Task instructions:
Turn the lines below into a JSON list of strings with one string per line, skipping any blank lines.

_____

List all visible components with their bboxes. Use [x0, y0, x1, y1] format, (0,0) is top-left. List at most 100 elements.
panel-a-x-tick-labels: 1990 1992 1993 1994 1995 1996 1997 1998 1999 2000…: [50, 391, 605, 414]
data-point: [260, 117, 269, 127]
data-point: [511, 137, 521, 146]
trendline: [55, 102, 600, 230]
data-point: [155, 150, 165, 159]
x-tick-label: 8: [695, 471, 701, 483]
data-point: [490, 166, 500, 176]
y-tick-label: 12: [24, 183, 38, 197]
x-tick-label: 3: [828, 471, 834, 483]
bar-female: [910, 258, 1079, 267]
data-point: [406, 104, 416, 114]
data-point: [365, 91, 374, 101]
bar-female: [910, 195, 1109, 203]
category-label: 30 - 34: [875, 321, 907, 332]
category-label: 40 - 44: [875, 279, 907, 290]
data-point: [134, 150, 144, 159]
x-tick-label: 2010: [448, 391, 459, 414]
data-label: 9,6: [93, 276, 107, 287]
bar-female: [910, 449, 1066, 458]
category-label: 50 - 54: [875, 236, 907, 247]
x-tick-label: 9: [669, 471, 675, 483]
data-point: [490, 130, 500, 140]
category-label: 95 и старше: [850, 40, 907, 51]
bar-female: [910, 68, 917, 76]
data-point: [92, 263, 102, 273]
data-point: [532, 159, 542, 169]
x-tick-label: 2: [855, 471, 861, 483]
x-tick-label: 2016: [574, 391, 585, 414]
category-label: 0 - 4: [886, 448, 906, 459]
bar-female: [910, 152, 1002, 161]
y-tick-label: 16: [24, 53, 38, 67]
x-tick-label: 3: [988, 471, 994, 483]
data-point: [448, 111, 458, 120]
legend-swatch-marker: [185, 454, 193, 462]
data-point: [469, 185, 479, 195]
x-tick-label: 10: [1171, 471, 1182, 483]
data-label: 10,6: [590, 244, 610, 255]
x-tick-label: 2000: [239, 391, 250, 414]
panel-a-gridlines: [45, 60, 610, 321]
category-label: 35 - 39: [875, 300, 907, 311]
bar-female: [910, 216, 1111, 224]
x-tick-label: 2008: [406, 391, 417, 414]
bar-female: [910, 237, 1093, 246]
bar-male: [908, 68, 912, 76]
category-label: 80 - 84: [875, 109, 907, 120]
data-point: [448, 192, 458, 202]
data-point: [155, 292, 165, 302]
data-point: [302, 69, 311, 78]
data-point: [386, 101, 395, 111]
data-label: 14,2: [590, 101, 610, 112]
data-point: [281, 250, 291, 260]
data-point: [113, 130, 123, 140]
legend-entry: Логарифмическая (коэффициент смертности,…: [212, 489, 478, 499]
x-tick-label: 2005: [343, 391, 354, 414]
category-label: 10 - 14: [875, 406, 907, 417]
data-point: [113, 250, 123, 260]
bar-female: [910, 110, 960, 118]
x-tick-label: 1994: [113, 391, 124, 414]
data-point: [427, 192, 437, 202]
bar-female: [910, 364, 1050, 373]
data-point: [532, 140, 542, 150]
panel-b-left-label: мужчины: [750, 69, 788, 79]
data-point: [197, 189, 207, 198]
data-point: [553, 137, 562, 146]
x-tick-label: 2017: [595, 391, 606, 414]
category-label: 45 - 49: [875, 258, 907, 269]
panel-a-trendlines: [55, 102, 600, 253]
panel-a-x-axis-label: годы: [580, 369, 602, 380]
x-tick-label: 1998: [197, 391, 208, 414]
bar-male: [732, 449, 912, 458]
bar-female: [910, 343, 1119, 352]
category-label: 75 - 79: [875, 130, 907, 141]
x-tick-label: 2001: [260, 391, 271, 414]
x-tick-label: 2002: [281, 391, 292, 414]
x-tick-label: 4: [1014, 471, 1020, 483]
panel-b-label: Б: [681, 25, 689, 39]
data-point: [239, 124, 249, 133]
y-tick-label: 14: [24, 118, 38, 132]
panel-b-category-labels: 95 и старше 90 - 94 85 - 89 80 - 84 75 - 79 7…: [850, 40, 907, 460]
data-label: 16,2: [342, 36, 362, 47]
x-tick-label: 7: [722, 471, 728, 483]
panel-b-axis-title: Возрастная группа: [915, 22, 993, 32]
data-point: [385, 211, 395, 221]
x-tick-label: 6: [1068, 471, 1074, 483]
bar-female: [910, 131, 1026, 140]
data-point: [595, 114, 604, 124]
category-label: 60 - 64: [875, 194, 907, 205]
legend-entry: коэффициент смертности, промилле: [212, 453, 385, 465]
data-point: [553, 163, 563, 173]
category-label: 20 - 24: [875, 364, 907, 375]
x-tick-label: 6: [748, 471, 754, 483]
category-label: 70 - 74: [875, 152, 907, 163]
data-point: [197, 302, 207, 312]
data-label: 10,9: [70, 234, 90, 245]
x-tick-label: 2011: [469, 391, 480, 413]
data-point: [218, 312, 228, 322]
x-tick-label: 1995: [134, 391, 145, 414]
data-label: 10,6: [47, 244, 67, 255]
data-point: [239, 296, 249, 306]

_____

Solved problem:
[
  "List all visible components with their bboxes. Use [x0, y0, x1, y1] format, (0,0) is top-left. List at most 100 elements.",
  "panel-a-x-tick-labels: 1990 1992 1993 1994 1995 1996 1997 1998 1999 2000…: [50, 391, 605, 414]",
  "data-point: [260, 117, 269, 127]",
  "data-point: [511, 137, 521, 146]",
  "trendline: [55, 102, 600, 230]",
  "data-point: [155, 150, 165, 159]",
  "x-tick-label: 8: [695, 471, 701, 483]",
  "data-point: [490, 166, 500, 176]",
  "y-tick-label: 12: [24, 183, 38, 197]",
  "x-tick-label: 3: [828, 471, 834, 483]",
  "bar-female: [910, 258, 1079, 267]",
  "data-point: [406, 104, 416, 114]",
  "data-point: [365, 91, 374, 101]",
  "bar-female: [910, 195, 1109, 203]",
  "category-label: 30 - 34: [875, 321, 907, 332]",
  "category-label: 40 - 44: [875, 279, 907, 290]",
  "data-point: [134, 150, 144, 159]",
  "x-tick-label: 2010: [448, 391, 459, 414]",
  "data-label: 9,6: [93, 276, 107, 287]",
  "bar-female: [910, 449, 1066, 458]",
  "category-label: 50 - 54: [875, 236, 907, 247]",
  "x-tick-label: 9: [669, 471, 675, 483]",
  "data-point: [490, 130, 500, 140]",
  "category-label: 95 и старше: [850, 40, 907, 51]",
  "bar-female: [910, 68, 917, 76]",
  "data-point: [92, 263, 102, 273]",
  "data-point: [532, 159, 542, 169]",
  "x-tick-label: 2: [855, 471, 861, 483]",
  "x-tick-label: 2016: [574, 391, 585, 414]",
  "category-label: 0 - 4: [886, 448, 906, 459]",
  "bar-female: [910, 152, 1002, 161]",
  "y-tick-label: 16: [24, 53, 38, 67]",
  "x-tick-label: 3: [988, 471, 994, 483]",
  "data-point: [448, 111, 458, 120]",
  "legend-swatch-marker: [185, 454, 193, 462]",
  "data-point: [469, 185, 479, 195]",
  "x-tick-label: 10: [1171, 471, 1182, 483]",
  "data-label: 10,6: [590, 244, 610, 255]",
  "x-tick-label: 2000: [239, 391, 250, 414]",
  "panel-a-gridlines: [45, 60, 610, 321]",
  "category-label: 35 - 39: [875, 300, 907, 311]",
  "bar-female: [910, 216, 1111, 224]",
  "x-tick-label: 2008: [406, 391, 417, 414]",
  "bar-female: [910, 237, 1093, 246]",
  "bar-male: [908, 68, 912, 76]",
  "category-label: 80 - 84: [875, 109, 907, 120]",
  "data-point: [448, 192, 458, 202]",
  "data-point: [155, 292, 165, 302]",
  "data-point: [302, 69, 311, 78]",
  "data-point: [386, 101, 395, 111]",
  "data-label: 14,2: [590, 101, 610, 112]",
  "data-point: [281, 250, 291, 260]",
  "data-point: [113, 130, 123, 140]",
  "legend-entry: Логарифмическая (коэффициент смертности,…: [212, 489, 478, 499]",
  "x-tick-label: 2005: [343, 391, 354, 414]",
  "category-label: 10 - 14: [875, 406, 907, 417]",
  "data-point: [113, 250, 123, 260]",
  "bar-female: [910, 110, 960, 118]",
  "x-tick-label: 1994: [113, 391, 124, 414]",
  "data-point: [427, 192, 437, 202]",
  "bar-female: [910, 364, 1050, 373]",
  "data-point: [532, 140, 542, 150]",
  "panel-b-left-label: мужчины: [750, 69, 788, 79]",
  "data-point: [197, 189, 207, 198]",
  "data-point: [553, 137, 562, 146]",
  "x-tick-label: 2017: [595, 391, 606, 414]",
  "category-label: 45 - 49: [875, 258, 907, 269]",
  "panel-a-trendlines: [55, 102, 600, 253]",
  "panel-a-x-axis-label: годы: [580, 369, 602, 380]",
  "x-tick-label: 1998: [197, 391, 208, 414]",
  "bar-male: [732, 449, 912, 458]",
  "bar-female: [910, 343, 1119, 352]",
  "category-label: 75 - 79: [875, 130, 907, 141]",
  "x-tick-label: 2001: [260, 391, 271, 414]",
  "x-tick-label: 2002: [281, 391, 292, 414]",
  "x-tick-label: 4: [1014, 471, 1020, 483]",
  "panel-b-label: Б: [681, 25, 689, 39]",
  "data-point: [239, 124, 249, 133]",
  "y-tick-label: 14: [24, 118, 38, 132]",
  "panel-b-category-labels: 95 и старше 90 - 94 85 - 89 80 - 84 75 - 79 7…: [850, 40, 907, 460]",
  "data-label: 16,2: [342, 36, 362, 47]",
  "x-tick-label: 7: [722, 471, 728, 483]",
  "panel-b-axis-title: Возрастная группа: [915, 22, 993, 32]",
  "data-point: [385, 211, 395, 221]",
  "x-tick-label: 6: [1068, 471, 1074, 483]",
  "bar-female: [910, 131, 1026, 140]",
  "data-point: [595, 114, 604, 124]",
  "category-label: 60 - 64: [875, 194, 907, 205]",
  "legend-entry: коэффициент смертности, промилле: [212, 453, 385, 465]",
  "data-point: [553, 163, 563, 173]",
  "category-label: 20 - 24: [875, 364, 907, 375]",
  "x-tick-label: 6: [748, 471, 754, 483]",
  "category-label: 70 - 74: [875, 152, 907, 163]",
  "data-point: [197, 302, 207, 312]",
  "data-label: 10,9: [70, 234, 90, 245]",
  "x-tick-label: 2011: [469, 391, 480, 413]",
  "data-point: [218, 312, 228, 322]",
  "x-tick-label: 1995: [134, 391, 145, 414]",
  "data-label: 10,6: [47, 244, 67, 255]",
  "data-point: [239, 296, 249, 306]"
]